> [STATED TASK]: In the material below, list every line carrying the string "manipulation".

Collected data
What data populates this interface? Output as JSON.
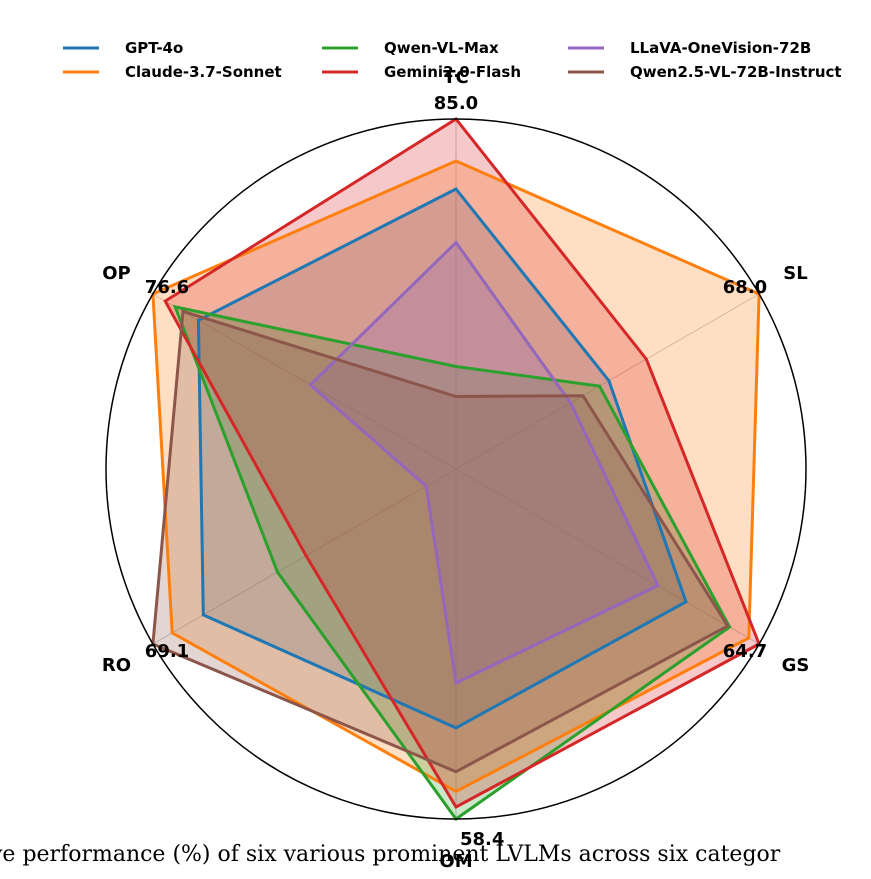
{
  "chart_data": {
    "type": "radar",
    "axes": [
      "TC",
      "SL",
      "GS",
      "OM",
      "RO",
      "OP"
    ],
    "axis_max_labels": [
      "85.0",
      "68.0",
      "64.7",
      "58.4",
      "69.1",
      "76.6"
    ],
    "axis_max": [
      85.0,
      68.0,
      64.7,
      58.4,
      69.1,
      76.6
    ],
    "series": [
      {
        "name": "GPT-4o",
        "color": "#1f77b4",
        "values": [
          68.0,
          34.3,
          49.1,
          43.2,
          57.6,
          65.1
        ]
      },
      {
        "name": "Claude-3.7-Sonnet",
        "color": "#ff7f0e",
        "values": [
          74.8,
          68.0,
          62.5,
          53.8,
          64.7,
          76.6
        ]
      },
      {
        "name": "Qwen-VL-Max",
        "color": "#2ca02c",
        "values": [
          24.9,
          32.2,
          58.4,
          58.4,
          40.7,
          71.0
        ]
      },
      {
        "name": "Gemini2.0-Flash",
        "color": "#d62728",
        "values": [
          85.0,
          42.7,
          64.7,
          56.4,
          34.2,
          73.5
        ]
      },
      {
        "name": "LLaVA-OneVision-72B",
        "color": "#9467bd",
        "values": [
          55.0,
          25.7,
          43.1,
          35.7,
          6.8,
          36.8
        ]
      },
      {
        "name": "Qwen2.5-VL-72B-Instruct",
        "color": "#8c564b",
        "values": [
          17.6,
          28.5,
          58.0,
          50.5,
          69.1,
          69.0
        ]
      }
    ],
    "grid": true,
    "legend": "top"
  },
  "caption": "ve performance (%) of six various prominent LVLMs across six categor"
}
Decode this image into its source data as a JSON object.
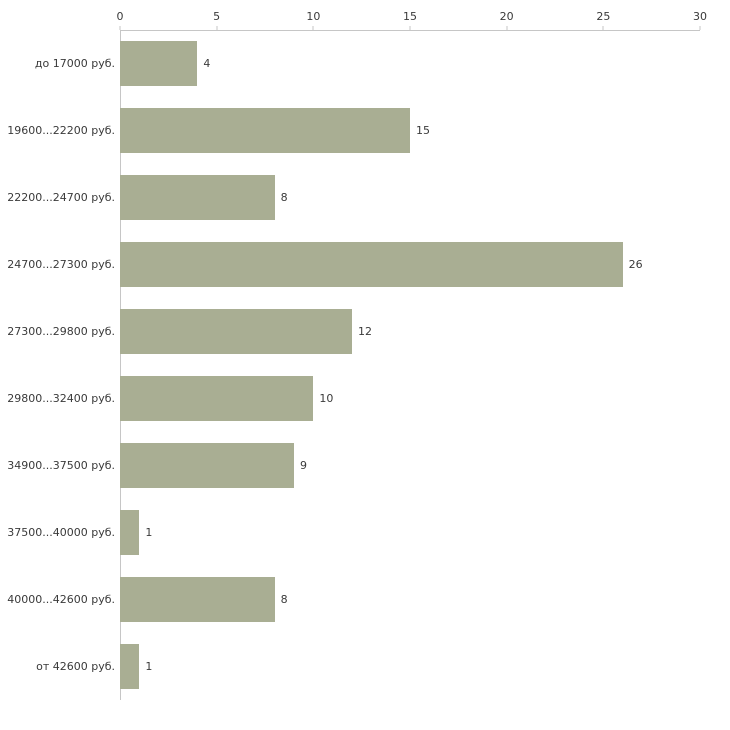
{
  "chart_data": {
    "type": "bar",
    "orientation": "horizontal",
    "title": "",
    "xlabel": "",
    "ylabel": "",
    "categories": [
      "до 17000 руб.",
      "19600...22200 руб.",
      "22200...24700 руб.",
      "24700...27300 руб.",
      "27300...29800 руб.",
      "29800...32400 руб.",
      "34900...37500 руб.",
      "37500...40000 руб.",
      "40000...42600 руб.",
      "от 42600 руб."
    ],
    "values": [
      4,
      15,
      8,
      26,
      12,
      10,
      9,
      1,
      8,
      1
    ],
    "xlim": [
      0,
      30
    ],
    "x_ticks": [
      0,
      5,
      10,
      15,
      20,
      25,
      30
    ],
    "grid": false,
    "legend": false,
    "bar_color": "#a9ae93",
    "axis_color": "#c6c6c6",
    "label_color": "#3a3a3a"
  }
}
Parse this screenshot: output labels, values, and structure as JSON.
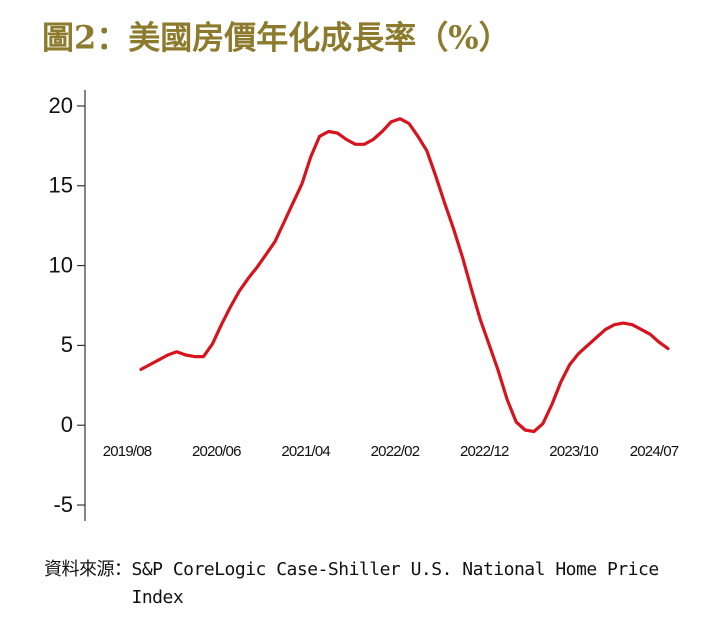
{
  "chart_data": {
    "type": "line",
    "title": "圖2：美國房價年化成長率（%）",
    "categories": [
      "2019/08",
      null,
      null,
      null,
      null,
      null,
      null,
      null,
      null,
      null,
      "2020/06",
      null,
      null,
      null,
      null,
      null,
      null,
      null,
      null,
      null,
      "2021/04",
      null,
      null,
      null,
      null,
      null,
      null,
      null,
      null,
      null,
      "2022/02",
      null,
      null,
      null,
      null,
      null,
      null,
      null,
      null,
      null,
      "2022/12",
      null,
      null,
      null,
      null,
      null,
      null,
      null,
      null,
      null,
      "2023/10",
      null,
      null,
      null,
      null,
      null,
      null,
      null,
      null,
      "2024/07"
    ],
    "series": [
      {
        "name": null,
        "color": "#d7131d",
        "values": [
          3.5,
          3.8,
          4.1,
          4.4,
          4.6,
          4.4,
          4.3,
          4.3,
          5.1,
          6.3,
          7.4,
          8.4,
          9.2,
          9.9,
          10.7,
          11.5,
          12.7,
          13.9,
          15.1,
          16.8,
          18.1,
          18.4,
          18.3,
          17.9,
          17.6,
          17.6,
          17.9,
          18.4,
          19.0,
          19.2,
          18.9,
          18.1,
          17.2,
          15.6,
          13.9,
          12.3,
          10.5,
          8.5,
          6.6,
          5.0,
          3.4,
          1.6,
          0.2,
          -0.3,
          -0.4,
          0.1,
          1.3,
          2.7,
          3.8,
          4.5,
          5.0,
          5.5,
          6.0,
          6.3,
          6.4,
          6.3,
          6.0,
          5.7,
          5.2,
          4.8
        ]
      }
    ],
    "ylim": [
      -6,
      21
    ],
    "yticks": [
      -5,
      0,
      5,
      10,
      15,
      20
    ],
    "source_label": "資料來源：",
    "source": "S&P CoreLogic Case-Shiller U.S. National Home Price Index"
  }
}
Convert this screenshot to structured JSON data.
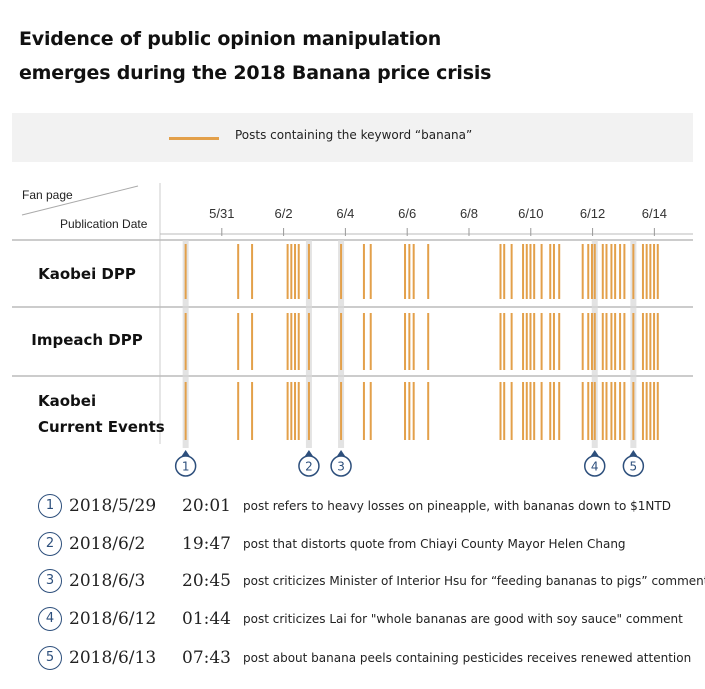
{
  "title": {
    "line1": "Evidence of public opinion manipulation",
    "line2": "emerges during the 2018 Banana price crisis"
  },
  "legend": {
    "label": "Posts containing the keyword “banana”",
    "color": "#e3a04a"
  },
  "header": {
    "fan_page": "Fan page",
    "publication_date": "Publication Date"
  },
  "chart_data": {
    "type": "timeline",
    "title": "Evidence of public opinion manipulation emerges during the 2018 Banana price crisis",
    "x_unit": "days since 2018-05-29 00:00",
    "xlim": [
      0,
      17.25
    ],
    "ticks": [
      {
        "label": "5/31",
        "day": 2.0
      },
      {
        "label": "6/2",
        "day": 4.0
      },
      {
        "label": "6/4",
        "day": 6.0
      },
      {
        "label": "6/6",
        "day": 8.0
      },
      {
        "label": "6/8",
        "day": 10.0
      },
      {
        "label": "6/10",
        "day": 12.0
      },
      {
        "label": "6/12",
        "day": 14.0
      },
      {
        "label": "6/14",
        "day": 16.0
      }
    ],
    "highlight_days": [
      0.83,
      4.82,
      5.86,
      14.07,
      15.32
    ],
    "series": [
      {
        "name": "Kaobei DPP",
        "label_lines": [
          "Kaobei DPP"
        ],
        "posts": [
          0.83,
          2.53,
          2.98,
          4.13,
          4.25,
          4.37,
          4.49,
          4.82,
          5.86,
          6.6,
          6.82,
          7.93,
          8.07,
          8.21,
          8.68,
          11.02,
          11.14,
          11.38,
          11.75,
          11.87,
          11.99,
          12.11,
          12.35,
          12.63,
          12.75,
          12.92,
          13.68,
          13.86,
          13.98,
          14.07,
          14.33,
          14.45,
          14.61,
          14.73,
          14.89,
          15.03,
          15.32,
          15.63,
          15.75,
          15.87,
          15.99,
          16.11
        ]
      },
      {
        "name": "Impeach DPP",
        "label_lines": [
          "Impeach DPP"
        ],
        "posts": [
          0.83,
          2.53,
          2.98,
          4.13,
          4.25,
          4.37,
          4.49,
          4.82,
          5.86,
          6.6,
          6.82,
          7.93,
          8.07,
          8.21,
          8.68,
          11.02,
          11.14,
          11.38,
          11.75,
          11.87,
          11.99,
          12.11,
          12.35,
          12.63,
          12.75,
          12.92,
          13.68,
          13.86,
          13.98,
          14.07,
          14.33,
          14.45,
          14.61,
          14.73,
          14.89,
          15.03,
          15.32,
          15.63,
          15.75,
          15.87,
          15.99,
          16.11
        ]
      },
      {
        "name": "Kaobei Current Events",
        "label_lines": [
          "Kaobei",
          "Current Events"
        ],
        "posts": [
          0.83,
          2.53,
          2.98,
          4.13,
          4.25,
          4.37,
          4.49,
          4.82,
          5.86,
          6.6,
          6.82,
          7.93,
          8.07,
          8.21,
          8.68,
          11.02,
          11.14,
          11.38,
          11.75,
          11.87,
          11.99,
          12.11,
          12.35,
          12.63,
          12.75,
          12.92,
          13.68,
          13.86,
          13.98,
          14.07,
          14.33,
          14.45,
          14.61,
          14.73,
          14.89,
          15.03,
          15.32,
          15.63,
          15.75,
          15.87,
          15.99,
          16.11
        ]
      }
    ]
  },
  "annotations": [
    {
      "num": "1",
      "date": "2018/5/29",
      "time": "20:01",
      "text": "post refers to heavy losses on pineapple, with bananas down to $1NTD"
    },
    {
      "num": "2",
      "date": "2018/6/2",
      "time": "19:47",
      "text": "post that distorts quote from Chiayi County Mayor Helen Chang"
    },
    {
      "num": "3",
      "date": "2018/6/3",
      "time": "20:45",
      "text": "post criticizes Minister of Interior Hsu for “feeding bananas to pigs” comment"
    },
    {
      "num": "4",
      "date": "2018/6/12",
      "time": "01:44",
      "text": "post criticizes Lai for \"whole bananas are good with soy sauce\" comment"
    },
    {
      "num": "5",
      "date": "2018/6/13",
      "time": "07:43",
      "text": "post about banana peels containing pesticides receives renewed attention"
    }
  ]
}
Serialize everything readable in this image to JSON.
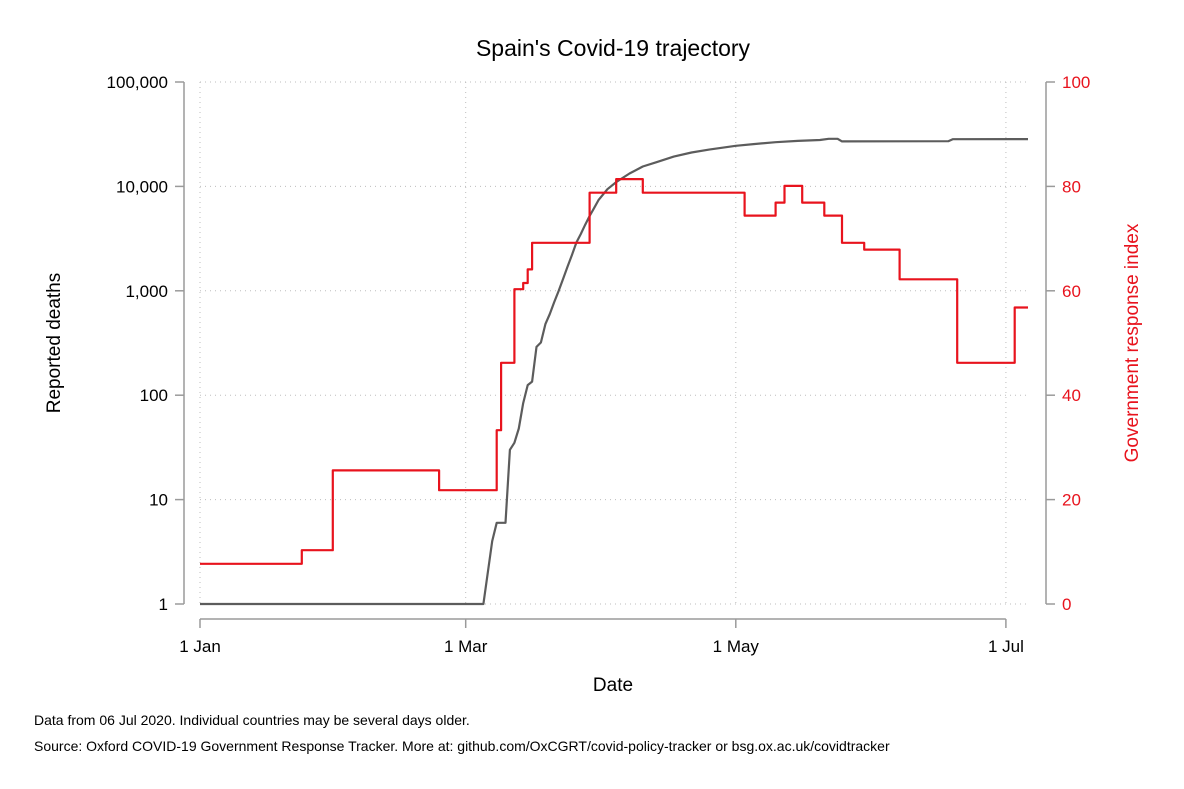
{
  "chart_data": {
    "type": "line",
    "title": "Spain's Covid-19 trajectory",
    "xlabel": "Date",
    "ylabel_left": "Reported deaths",
    "ylabel_right": "Government response index",
    "x_ticks": [
      {
        "date": "2020-01-01",
        "label": "1 Jan"
      },
      {
        "date": "2020-03-01",
        "label": "1 Mar"
      },
      {
        "date": "2020-05-01",
        "label": "1 May"
      },
      {
        "date": "2020-07-01",
        "label": "1 Jul"
      }
    ],
    "xlim": [
      "2020-01-01",
      "2020-07-06"
    ],
    "y_left": {
      "scale": "log",
      "ylim": [
        1,
        100000
      ],
      "ticks": [
        {
          "value": 1,
          "label": "1"
        },
        {
          "value": 10,
          "label": "10"
        },
        {
          "value": 100,
          "label": "100"
        },
        {
          "value": 1000,
          "label": "1,000"
        },
        {
          "value": 10000,
          "label": "10,000"
        },
        {
          "value": 100000,
          "label": "100,000"
        }
      ]
    },
    "y_right": {
      "scale": "linear",
      "ylim": [
        0,
        100
      ],
      "ticks": [
        {
          "value": 0,
          "label": "0"
        },
        {
          "value": 20,
          "label": "20"
        },
        {
          "value": 40,
          "label": "40"
        },
        {
          "value": 60,
          "label": "60"
        },
        {
          "value": 80,
          "label": "80"
        },
        {
          "value": 100,
          "label": "100"
        }
      ]
    },
    "grid": true,
    "series": [
      {
        "key": "deaths",
        "axis": "left",
        "color": "#5c5c5c",
        "step": false,
        "points": [
          [
            "2020-01-01",
            1
          ],
          [
            "2020-03-04",
            1
          ],
          [
            "2020-03-05",
            1
          ],
          [
            "2020-03-07",
            4
          ],
          [
            "2020-03-08",
            6
          ],
          [
            "2020-03-10",
            6
          ],
          [
            "2020-03-11",
            30
          ],
          [
            "2020-03-12",
            35
          ],
          [
            "2020-03-13",
            48
          ],
          [
            "2020-03-14",
            84
          ],
          [
            "2020-03-15",
            125
          ],
          [
            "2020-03-16",
            135
          ],
          [
            "2020-03-17",
            290
          ],
          [
            "2020-03-18",
            320
          ],
          [
            "2020-03-19",
            480
          ],
          [
            "2020-03-20",
            600
          ],
          [
            "2020-03-21",
            780
          ],
          [
            "2020-03-22",
            1000
          ],
          [
            "2020-03-23",
            1300
          ],
          [
            "2020-03-24",
            1700
          ],
          [
            "2020-03-25",
            2200
          ],
          [
            "2020-03-26",
            2900
          ],
          [
            "2020-03-27",
            3500
          ],
          [
            "2020-03-28",
            4300
          ],
          [
            "2020-03-29",
            5200
          ],
          [
            "2020-03-30",
            6200
          ],
          [
            "2020-03-31",
            7400
          ],
          [
            "2020-04-02",
            9400
          ],
          [
            "2020-04-04",
            11000
          ],
          [
            "2020-04-07",
            13300
          ],
          [
            "2020-04-10",
            15500
          ],
          [
            "2020-04-13",
            17000
          ],
          [
            "2020-04-17",
            19300
          ],
          [
            "2020-04-21",
            21100
          ],
          [
            "2020-04-25",
            22500
          ],
          [
            "2020-04-28",
            23500
          ],
          [
            "2020-05-01",
            24500
          ],
          [
            "2020-05-05",
            25400
          ],
          [
            "2020-05-10",
            26500
          ],
          [
            "2020-05-15",
            27300
          ],
          [
            "2020-05-20",
            27800
          ],
          [
            "2020-05-22",
            28600
          ],
          [
            "2020-05-24",
            28600
          ],
          [
            "2020-05-25",
            27000
          ],
          [
            "2020-06-18",
            27100
          ],
          [
            "2020-06-19",
            28300
          ],
          [
            "2020-07-06",
            28400
          ]
        ]
      },
      {
        "key": "response",
        "axis": "right",
        "color": "#e8131d",
        "step": true,
        "points": [
          [
            "2020-01-01",
            7.7
          ],
          [
            "2020-01-24",
            10.3
          ],
          [
            "2020-01-31",
            25.6
          ],
          [
            "2020-02-24",
            21.8
          ],
          [
            "2020-03-08",
            33.3
          ],
          [
            "2020-03-09",
            46.2
          ],
          [
            "2020-03-12",
            60.3
          ],
          [
            "2020-03-14",
            61.5
          ],
          [
            "2020-03-15",
            64.1
          ],
          [
            "2020-03-16",
            69.2
          ],
          [
            "2020-03-29",
            78.8
          ],
          [
            "2020-04-04",
            81.4
          ],
          [
            "2020-04-10",
            78.8
          ],
          [
            "2020-05-03",
            74.4
          ],
          [
            "2020-05-10",
            76.9
          ],
          [
            "2020-05-12",
            80.1
          ],
          [
            "2020-05-16",
            76.9
          ],
          [
            "2020-05-21",
            74.4
          ],
          [
            "2020-05-25",
            69.2
          ],
          [
            "2020-05-30",
            67.9
          ],
          [
            "2020-06-07",
            62.2
          ],
          [
            "2020-06-20",
            46.2
          ],
          [
            "2020-07-03",
            56.8
          ],
          [
            "2020-07-06",
            56.8
          ]
        ]
      }
    ]
  },
  "notes": {
    "data_note": "Data from 06 Jul 2020. Individual countries may be several days older.",
    "source_note": "Source: Oxford COVID-19 Government Response Tracker. More at: github.com/OxCGRT/covid-policy-tracker or bsg.ox.ac.uk/covidtracker"
  }
}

> [OUTPUT]:
    "line1": "Evidence of public opinion manipulation",
    "title": "Evidence of public opinion manipulation emerges during the 2018 Banana price crisis",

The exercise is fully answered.